→ **Records shown**:

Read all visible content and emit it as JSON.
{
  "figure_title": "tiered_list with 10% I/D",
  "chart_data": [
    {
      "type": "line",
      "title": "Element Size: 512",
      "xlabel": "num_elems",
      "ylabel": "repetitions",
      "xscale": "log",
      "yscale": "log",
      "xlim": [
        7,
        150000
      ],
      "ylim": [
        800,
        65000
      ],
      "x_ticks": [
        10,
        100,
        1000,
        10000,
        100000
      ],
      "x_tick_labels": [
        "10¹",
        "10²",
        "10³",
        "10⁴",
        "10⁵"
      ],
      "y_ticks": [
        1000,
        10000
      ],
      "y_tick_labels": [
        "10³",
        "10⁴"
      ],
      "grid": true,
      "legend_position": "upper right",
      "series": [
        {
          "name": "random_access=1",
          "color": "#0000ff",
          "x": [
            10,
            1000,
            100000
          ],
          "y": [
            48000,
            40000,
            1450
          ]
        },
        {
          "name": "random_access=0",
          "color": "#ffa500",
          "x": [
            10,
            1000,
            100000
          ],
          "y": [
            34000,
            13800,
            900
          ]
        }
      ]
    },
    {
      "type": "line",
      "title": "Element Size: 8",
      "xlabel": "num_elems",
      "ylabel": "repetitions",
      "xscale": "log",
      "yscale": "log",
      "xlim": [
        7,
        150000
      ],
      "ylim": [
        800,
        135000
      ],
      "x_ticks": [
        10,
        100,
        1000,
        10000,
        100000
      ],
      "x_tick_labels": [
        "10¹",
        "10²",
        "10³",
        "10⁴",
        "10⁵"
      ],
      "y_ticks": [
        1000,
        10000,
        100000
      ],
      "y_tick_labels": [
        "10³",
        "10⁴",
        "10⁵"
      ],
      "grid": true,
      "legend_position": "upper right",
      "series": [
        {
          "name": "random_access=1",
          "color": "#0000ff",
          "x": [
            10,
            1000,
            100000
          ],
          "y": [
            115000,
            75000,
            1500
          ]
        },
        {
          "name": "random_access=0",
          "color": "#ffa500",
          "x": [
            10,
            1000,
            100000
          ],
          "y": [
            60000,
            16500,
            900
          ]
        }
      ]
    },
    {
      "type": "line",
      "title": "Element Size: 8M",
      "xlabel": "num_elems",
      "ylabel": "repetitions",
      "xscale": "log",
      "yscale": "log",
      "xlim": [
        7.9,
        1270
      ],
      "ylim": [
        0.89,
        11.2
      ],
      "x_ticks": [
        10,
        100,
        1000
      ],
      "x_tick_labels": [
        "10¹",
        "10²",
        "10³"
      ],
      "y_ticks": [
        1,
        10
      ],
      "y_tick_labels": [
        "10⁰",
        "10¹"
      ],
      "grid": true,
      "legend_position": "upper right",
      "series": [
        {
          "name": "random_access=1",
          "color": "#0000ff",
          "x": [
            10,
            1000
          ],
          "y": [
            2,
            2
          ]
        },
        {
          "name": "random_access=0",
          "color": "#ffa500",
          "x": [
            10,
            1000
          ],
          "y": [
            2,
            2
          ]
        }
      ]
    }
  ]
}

→ **What to work on**:
The full set of records should be duplicated exactly.

→ **Output below**:
Read all visible content and emit it as JSON.
{
  "figure_title": "tiered_list with 10% I/D",
  "chart_data": [
    {
      "type": "line",
      "title": "Element Size: 512",
      "xlabel": "num_elems",
      "ylabel": "repetitions",
      "xscale": "log",
      "yscale": "log",
      "xlim": [
        7,
        150000
      ],
      "ylim": [
        800,
        65000
      ],
      "x_ticks": [
        10,
        100,
        1000,
        10000,
        100000
      ],
      "x_tick_labels": [
        "10¹",
        "10²",
        "10³",
        "10⁴",
        "10⁵"
      ],
      "y_ticks": [
        1000,
        10000
      ],
      "y_tick_labels": [
        "10³",
        "10⁴"
      ],
      "grid": true,
      "legend_position": "upper right",
      "series": [
        {
          "name": "random_access=1",
          "color": "#0000ff",
          "x": [
            10,
            1000,
            100000
          ],
          "y": [
            48000,
            40000,
            1450
          ]
        },
        {
          "name": "random_access=0",
          "color": "#ffa500",
          "x": [
            10,
            1000,
            100000
          ],
          "y": [
            34000,
            13800,
            900
          ]
        }
      ]
    },
    {
      "type": "line",
      "title": "Element Size: 8",
      "xlabel": "num_elems",
      "ylabel": "repetitions",
      "xscale": "log",
      "yscale": "log",
      "xlim": [
        7,
        150000
      ],
      "ylim": [
        800,
        135000
      ],
      "x_ticks": [
        10,
        100,
        1000,
        10000,
        100000
      ],
      "x_tick_labels": [
        "10¹",
        "10²",
        "10³",
        "10⁴",
        "10⁵"
      ],
      "y_ticks": [
        1000,
        10000,
        100000
      ],
      "y_tick_labels": [
        "10³",
        "10⁴",
        "10⁵"
      ],
      "grid": true,
      "legend_position": "upper right",
      "series": [
        {
          "name": "random_access=1",
          "color": "#0000ff",
          "x": [
            10,
            1000,
            100000
          ],
          "y": [
            115000,
            75000,
            1500
          ]
        },
        {
          "name": "random_access=0",
          "color": "#ffa500",
          "x": [
            10,
            1000,
            100000
          ],
          "y": [
            60000,
            16500,
            900
          ]
        }
      ]
    },
    {
      "type": "line",
      "title": "Element Size: 8M",
      "xlabel": "num_elems",
      "ylabel": "repetitions",
      "xscale": "log",
      "yscale": "log",
      "xlim": [
        7.9,
        1270
      ],
      "ylim": [
        0.89,
        11.2
      ],
      "x_ticks": [
        10,
        100,
        1000
      ],
      "x_tick_labels": [
        "10¹",
        "10²",
        "10³"
      ],
      "y_ticks": [
        1,
        10
      ],
      "y_tick_labels": [
        "10⁰",
        "10¹"
      ],
      "grid": true,
      "legend_position": "upper right",
      "series": [
        {
          "name": "random_access=1",
          "color": "#0000ff",
          "x": [
            10,
            1000
          ],
          "y": [
            2,
            2
          ]
        },
        {
          "name": "random_access=0",
          "color": "#ffa500",
          "x": [
            10,
            1000
          ],
          "y": [
            2,
            2
          ]
        }
      ]
    }
  ]
}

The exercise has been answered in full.